* _EXERCISE INPUTS_:
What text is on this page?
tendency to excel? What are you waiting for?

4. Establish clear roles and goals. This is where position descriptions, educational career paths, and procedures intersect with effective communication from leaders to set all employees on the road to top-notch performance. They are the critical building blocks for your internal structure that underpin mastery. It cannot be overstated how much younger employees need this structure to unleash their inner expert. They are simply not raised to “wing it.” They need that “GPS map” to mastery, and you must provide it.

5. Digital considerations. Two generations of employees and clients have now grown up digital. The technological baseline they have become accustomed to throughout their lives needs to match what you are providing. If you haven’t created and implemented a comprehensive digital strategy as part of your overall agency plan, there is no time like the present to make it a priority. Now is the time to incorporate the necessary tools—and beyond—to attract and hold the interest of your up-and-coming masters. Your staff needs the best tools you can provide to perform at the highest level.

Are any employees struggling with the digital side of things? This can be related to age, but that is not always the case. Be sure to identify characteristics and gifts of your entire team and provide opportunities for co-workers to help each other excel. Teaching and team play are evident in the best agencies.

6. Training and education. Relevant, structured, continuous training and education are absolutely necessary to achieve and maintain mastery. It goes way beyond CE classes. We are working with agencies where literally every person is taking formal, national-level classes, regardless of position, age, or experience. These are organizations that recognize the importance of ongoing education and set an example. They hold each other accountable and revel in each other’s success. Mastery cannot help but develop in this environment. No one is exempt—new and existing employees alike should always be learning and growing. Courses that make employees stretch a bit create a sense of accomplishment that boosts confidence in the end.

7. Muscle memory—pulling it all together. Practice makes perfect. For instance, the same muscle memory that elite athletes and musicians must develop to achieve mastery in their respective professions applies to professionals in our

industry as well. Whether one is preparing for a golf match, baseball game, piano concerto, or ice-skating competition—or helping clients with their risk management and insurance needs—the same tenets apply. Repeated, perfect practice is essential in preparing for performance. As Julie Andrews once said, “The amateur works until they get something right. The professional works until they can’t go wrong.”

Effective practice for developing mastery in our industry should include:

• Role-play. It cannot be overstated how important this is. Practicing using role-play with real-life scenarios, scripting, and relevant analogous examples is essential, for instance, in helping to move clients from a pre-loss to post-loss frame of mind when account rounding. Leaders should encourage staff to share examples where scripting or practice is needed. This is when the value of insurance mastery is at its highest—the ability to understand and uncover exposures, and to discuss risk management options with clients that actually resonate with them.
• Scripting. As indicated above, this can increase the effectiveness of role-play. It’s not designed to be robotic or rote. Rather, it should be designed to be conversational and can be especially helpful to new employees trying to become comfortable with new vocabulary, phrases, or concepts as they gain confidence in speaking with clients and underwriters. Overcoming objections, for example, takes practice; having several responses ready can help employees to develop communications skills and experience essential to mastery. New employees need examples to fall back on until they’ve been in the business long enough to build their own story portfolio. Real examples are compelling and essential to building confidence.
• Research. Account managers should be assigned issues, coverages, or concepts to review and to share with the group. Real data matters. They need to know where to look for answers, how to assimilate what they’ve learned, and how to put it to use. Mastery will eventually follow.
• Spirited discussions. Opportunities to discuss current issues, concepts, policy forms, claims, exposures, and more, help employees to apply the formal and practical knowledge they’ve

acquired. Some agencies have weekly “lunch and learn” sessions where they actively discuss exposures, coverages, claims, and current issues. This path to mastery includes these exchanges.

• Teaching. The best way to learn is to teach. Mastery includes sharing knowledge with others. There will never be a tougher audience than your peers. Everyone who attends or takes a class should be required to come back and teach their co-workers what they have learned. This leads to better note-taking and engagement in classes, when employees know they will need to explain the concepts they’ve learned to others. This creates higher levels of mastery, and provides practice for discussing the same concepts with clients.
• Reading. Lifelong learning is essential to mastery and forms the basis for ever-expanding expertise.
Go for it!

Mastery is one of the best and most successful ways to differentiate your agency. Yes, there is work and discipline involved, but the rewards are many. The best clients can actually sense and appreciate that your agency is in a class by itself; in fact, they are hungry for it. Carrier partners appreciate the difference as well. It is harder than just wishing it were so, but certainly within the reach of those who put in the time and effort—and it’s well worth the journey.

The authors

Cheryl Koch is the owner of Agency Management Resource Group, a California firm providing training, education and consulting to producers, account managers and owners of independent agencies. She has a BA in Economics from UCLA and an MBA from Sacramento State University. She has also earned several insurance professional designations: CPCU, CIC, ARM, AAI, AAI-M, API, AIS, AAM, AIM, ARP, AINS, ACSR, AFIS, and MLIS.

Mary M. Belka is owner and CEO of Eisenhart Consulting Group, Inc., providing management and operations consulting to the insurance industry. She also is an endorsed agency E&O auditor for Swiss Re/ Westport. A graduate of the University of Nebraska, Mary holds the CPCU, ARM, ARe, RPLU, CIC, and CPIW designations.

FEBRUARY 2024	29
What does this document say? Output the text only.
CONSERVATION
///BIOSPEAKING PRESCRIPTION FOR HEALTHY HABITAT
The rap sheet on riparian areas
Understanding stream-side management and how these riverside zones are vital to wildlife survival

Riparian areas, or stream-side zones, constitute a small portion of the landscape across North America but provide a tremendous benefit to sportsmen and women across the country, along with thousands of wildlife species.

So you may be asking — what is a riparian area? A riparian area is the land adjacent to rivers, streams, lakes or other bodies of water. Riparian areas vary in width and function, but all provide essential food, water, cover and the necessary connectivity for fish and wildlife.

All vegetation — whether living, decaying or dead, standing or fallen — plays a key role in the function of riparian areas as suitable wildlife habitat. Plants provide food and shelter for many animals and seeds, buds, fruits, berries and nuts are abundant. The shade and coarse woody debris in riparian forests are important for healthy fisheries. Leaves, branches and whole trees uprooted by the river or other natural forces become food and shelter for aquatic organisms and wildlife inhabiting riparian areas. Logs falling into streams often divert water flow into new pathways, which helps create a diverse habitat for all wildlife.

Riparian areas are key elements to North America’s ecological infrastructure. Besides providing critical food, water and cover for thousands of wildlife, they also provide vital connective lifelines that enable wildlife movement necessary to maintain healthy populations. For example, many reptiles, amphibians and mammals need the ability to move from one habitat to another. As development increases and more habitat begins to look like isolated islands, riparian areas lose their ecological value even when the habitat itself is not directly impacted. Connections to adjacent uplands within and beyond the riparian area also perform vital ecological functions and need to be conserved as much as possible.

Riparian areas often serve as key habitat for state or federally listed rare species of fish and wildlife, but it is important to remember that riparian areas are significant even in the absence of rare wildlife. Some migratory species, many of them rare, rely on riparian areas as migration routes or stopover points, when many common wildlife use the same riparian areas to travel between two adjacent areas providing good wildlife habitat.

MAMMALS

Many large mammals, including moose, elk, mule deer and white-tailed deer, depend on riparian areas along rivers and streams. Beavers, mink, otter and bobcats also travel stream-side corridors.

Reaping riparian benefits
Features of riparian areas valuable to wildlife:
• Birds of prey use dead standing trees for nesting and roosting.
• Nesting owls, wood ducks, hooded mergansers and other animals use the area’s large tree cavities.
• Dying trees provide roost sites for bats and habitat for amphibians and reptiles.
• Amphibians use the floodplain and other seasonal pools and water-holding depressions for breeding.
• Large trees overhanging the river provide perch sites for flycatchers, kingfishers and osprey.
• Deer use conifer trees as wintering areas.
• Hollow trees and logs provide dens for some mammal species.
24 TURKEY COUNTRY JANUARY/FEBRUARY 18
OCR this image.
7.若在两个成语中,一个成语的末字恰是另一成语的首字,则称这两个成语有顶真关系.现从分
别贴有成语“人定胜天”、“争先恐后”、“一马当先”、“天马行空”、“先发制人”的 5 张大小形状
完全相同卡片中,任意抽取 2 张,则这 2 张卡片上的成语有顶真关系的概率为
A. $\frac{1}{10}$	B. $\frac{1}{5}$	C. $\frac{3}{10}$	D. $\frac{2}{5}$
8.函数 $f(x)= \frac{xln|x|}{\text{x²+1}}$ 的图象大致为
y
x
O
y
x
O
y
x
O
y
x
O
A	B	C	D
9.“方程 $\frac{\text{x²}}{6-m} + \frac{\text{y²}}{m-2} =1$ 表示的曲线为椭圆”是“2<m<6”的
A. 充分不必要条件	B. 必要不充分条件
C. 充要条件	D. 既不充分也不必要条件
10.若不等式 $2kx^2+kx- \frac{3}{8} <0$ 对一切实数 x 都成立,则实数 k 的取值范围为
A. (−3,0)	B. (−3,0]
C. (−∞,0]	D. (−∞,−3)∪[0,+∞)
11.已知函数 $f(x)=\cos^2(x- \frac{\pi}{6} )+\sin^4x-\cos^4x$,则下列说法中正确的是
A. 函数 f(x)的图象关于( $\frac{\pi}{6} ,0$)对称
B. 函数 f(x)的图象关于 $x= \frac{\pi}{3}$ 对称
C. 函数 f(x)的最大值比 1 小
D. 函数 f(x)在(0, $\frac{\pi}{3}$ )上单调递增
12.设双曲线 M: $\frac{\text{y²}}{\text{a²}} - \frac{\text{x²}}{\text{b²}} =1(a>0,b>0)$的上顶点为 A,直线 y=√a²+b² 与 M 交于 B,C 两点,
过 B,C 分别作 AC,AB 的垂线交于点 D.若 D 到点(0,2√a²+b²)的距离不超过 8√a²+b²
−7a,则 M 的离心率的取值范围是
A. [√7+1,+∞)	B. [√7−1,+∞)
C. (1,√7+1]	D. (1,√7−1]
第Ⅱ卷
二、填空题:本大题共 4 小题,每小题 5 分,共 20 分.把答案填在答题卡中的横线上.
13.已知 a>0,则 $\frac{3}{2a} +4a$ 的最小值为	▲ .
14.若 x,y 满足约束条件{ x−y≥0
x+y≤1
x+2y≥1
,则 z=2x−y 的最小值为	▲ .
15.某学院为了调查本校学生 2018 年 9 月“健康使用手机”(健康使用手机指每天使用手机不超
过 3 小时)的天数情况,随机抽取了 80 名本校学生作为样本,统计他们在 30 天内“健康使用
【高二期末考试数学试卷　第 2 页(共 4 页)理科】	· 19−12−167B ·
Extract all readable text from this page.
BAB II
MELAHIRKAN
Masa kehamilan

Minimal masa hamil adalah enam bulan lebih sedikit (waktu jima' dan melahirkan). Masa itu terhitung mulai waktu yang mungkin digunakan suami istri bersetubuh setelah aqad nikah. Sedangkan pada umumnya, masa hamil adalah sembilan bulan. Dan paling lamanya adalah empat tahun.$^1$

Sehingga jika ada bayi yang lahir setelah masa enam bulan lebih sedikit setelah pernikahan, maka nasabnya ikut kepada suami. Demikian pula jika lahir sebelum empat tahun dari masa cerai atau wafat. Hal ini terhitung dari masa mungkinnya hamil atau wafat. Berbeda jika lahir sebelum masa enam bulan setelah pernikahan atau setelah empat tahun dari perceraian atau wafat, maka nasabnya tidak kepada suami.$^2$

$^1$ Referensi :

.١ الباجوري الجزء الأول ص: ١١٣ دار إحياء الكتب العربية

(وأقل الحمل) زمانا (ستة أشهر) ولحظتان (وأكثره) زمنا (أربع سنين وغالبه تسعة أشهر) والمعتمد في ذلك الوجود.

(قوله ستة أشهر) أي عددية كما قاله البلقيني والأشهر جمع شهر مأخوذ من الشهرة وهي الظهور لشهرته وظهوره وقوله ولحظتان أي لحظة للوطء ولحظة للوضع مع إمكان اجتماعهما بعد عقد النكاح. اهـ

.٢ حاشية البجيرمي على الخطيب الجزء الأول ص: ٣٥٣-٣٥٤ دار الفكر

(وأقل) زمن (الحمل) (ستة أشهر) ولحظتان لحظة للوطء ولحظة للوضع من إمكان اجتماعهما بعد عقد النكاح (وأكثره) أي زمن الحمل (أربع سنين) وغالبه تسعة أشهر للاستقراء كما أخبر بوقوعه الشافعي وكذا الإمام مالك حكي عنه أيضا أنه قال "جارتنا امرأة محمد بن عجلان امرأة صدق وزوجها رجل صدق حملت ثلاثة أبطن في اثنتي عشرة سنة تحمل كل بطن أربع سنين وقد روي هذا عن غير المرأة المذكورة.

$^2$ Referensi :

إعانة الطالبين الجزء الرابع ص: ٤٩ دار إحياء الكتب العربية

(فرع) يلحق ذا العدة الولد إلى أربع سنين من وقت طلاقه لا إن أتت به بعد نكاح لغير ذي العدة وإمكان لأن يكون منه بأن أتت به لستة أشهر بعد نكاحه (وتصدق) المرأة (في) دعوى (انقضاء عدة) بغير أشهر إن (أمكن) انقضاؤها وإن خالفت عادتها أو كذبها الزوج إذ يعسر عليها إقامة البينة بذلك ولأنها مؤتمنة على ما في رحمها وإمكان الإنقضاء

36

* _SHORT TASK_: Find every line that includes the string "sites". Report how many there are and nothing else.

* _WRITTEN RESPONSE_: 2